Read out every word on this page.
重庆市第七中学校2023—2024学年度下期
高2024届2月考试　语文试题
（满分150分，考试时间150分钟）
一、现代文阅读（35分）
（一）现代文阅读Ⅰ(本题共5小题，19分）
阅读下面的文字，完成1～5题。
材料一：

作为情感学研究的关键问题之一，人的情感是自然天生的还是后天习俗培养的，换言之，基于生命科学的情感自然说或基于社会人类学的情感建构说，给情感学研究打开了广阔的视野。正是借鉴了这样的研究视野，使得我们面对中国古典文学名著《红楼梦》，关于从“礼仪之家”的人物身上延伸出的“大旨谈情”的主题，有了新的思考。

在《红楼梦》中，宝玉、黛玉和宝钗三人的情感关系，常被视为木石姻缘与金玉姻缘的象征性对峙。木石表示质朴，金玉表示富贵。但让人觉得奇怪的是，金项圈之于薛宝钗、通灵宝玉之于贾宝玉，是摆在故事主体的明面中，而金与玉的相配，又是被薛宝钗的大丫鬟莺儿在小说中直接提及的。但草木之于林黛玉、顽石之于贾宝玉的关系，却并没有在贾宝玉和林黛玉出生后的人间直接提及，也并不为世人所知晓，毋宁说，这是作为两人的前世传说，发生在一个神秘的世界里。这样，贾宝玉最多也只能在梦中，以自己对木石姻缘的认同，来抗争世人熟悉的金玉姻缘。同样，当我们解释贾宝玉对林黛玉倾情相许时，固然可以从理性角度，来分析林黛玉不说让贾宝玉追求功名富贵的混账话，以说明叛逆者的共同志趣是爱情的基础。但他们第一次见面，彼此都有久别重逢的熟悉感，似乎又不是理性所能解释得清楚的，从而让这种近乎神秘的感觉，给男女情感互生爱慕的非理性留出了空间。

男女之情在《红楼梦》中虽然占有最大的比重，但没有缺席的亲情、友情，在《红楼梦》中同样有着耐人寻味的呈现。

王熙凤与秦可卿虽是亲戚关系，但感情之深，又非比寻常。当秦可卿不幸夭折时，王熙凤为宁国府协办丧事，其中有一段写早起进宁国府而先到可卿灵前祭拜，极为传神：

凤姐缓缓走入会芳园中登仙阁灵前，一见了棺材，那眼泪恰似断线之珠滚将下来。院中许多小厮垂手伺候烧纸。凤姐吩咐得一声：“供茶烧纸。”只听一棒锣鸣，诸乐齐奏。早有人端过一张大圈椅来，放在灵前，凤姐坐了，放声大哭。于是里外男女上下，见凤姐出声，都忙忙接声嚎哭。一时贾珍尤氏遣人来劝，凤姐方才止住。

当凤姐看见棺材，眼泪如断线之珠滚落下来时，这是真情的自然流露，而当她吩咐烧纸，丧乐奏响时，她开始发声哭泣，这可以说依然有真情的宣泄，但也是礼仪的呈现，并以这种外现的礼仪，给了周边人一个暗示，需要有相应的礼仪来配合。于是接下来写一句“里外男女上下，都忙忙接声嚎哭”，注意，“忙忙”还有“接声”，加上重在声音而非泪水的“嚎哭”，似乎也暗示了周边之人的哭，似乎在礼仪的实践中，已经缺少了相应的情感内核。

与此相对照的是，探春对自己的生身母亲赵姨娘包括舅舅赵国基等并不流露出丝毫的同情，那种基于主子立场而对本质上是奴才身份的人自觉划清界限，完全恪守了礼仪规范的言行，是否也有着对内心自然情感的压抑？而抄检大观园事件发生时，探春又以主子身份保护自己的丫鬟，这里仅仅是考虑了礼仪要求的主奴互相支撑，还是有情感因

## SHORT EXERCISE
Each line of the material above must be retyped precisely.

## WRITTEN RESPONSE
Read out every word on this page.
重庆市第七中学校2023—2024学年度下期
高2024届2月考试　语文试题
（满分150分，考试时间150分钟）
一、现代文阅读（35分）
（一）现代文阅读Ⅰ(本题共5小题，19分）
阅读下面的文字，完成1～5题。
材料一：

作为情感学研究的关键问题之一，人的情感是自然天生的还是后天习俗培养的，换言之，基于生命科学的情感自然说或基于社会人类学的情感建构说，给情感学研究打开了广阔的视野。正是借鉴了这样的研究视野，使得我们面对中国古典文学名著《红楼梦》，关于从“礼仪之家”的人物身上延伸出的“大旨谈情”的主题，有了新的思考。

在《红楼梦》中，宝玉、黛玉和宝钗三人的情感关系，常被视为木石姻缘与金玉姻缘的象征性对峙。木石表示质朴，金玉表示富贵。但让人觉得奇怪的是，金项圈之于薛宝钗、通灵宝玉之于贾宝玉，是摆在故事主体的明面中，而金与玉的相配，又是被薛宝钗的大丫鬟莺儿在小说中直接提及的。但草木之于林黛玉、顽石之于贾宝玉的关系，却并没有在贾宝玉和林黛玉出生后的人间直接提及，也并不为世人所知晓，毋宁说，这是作为两人的前世传说，发生在一个神秘的世界里。这样，贾宝玉最多也只能在梦中，以自己对木石姻缘的认同，来抗争世人熟悉的金玉姻缘。同样，当我们解释贾宝玉对林黛玉倾情相许时，固然可以从理性角度，来分析林黛玉不说让贾宝玉追求功名富贵的混账话，以说明叛逆者的共同志趣是爱情的基础。但他们第一次见面，彼此都有久别重逢的熟悉感，似乎又不是理性所能解释得清楚的，从而让这种近乎神秘的感觉，给男女情感互生爱慕的非理性留出了空间。

男女之情在《红楼梦》中虽然占有最大的比重，但没有缺席的亲情、友情，在《红楼梦》中同样有着耐人寻味的呈现。

王熙凤与秦可卿虽是亲戚关系，但感情之深，又非比寻常。当秦可卿不幸夭折时，王熙凤为宁国府协办丧事，其中有一段写早起进宁国府而先到可卿灵前祭拜，极为传神：

凤姐缓缓走入会芳园中登仙阁灵前，一见了棺材，那眼泪恰似断线之珠滚将下来。院中许多小厮垂手伺候烧纸。凤姐吩咐得一声：“供茶烧纸。”只听一棒锣鸣，诸乐齐奏。早有人端过一张大圈椅来，放在灵前，凤姐坐了，放声大哭。于是里外男女上下，见凤姐出声，都忙忙接声嚎哭。一时贾珍尤氏遣人来劝，凤姐方才止住。

当凤姐看见棺材，眼泪如断线之珠滚落下来时，这是真情的自然流露，而当她吩咐烧纸，丧乐奏响时，她开始发声哭泣，这可以说依然有真情的宣泄，但也是礼仪的呈现，并以这种外现的礼仪，给了周边人一个暗示，需要有相应的礼仪来配合。于是接下来写一句“里外男女上下，都忙忙接声嚎哭”，注意，“忙忙”还有“接声”，加上重在声音而非泪水的“嚎哭”，似乎也暗示了周边之人的哭，似乎在礼仪的实践中，已经缺少了相应的情感内核。

与此相对照的是，探春对自己的生身母亲赵姨娘包括舅舅赵国基等并不流露出丝毫的同情，那种基于主子立场而对本质上是奴才身份的人自觉划清界限，完全恪守了礼仪规范的言行，是否也有着对内心自然情感的压抑？而抄检大观园事件发生时，探春又以主子身份保护自己的丫鬟，这里仅仅是考虑了礼仪要求的主奴互相支撑，还是有情感因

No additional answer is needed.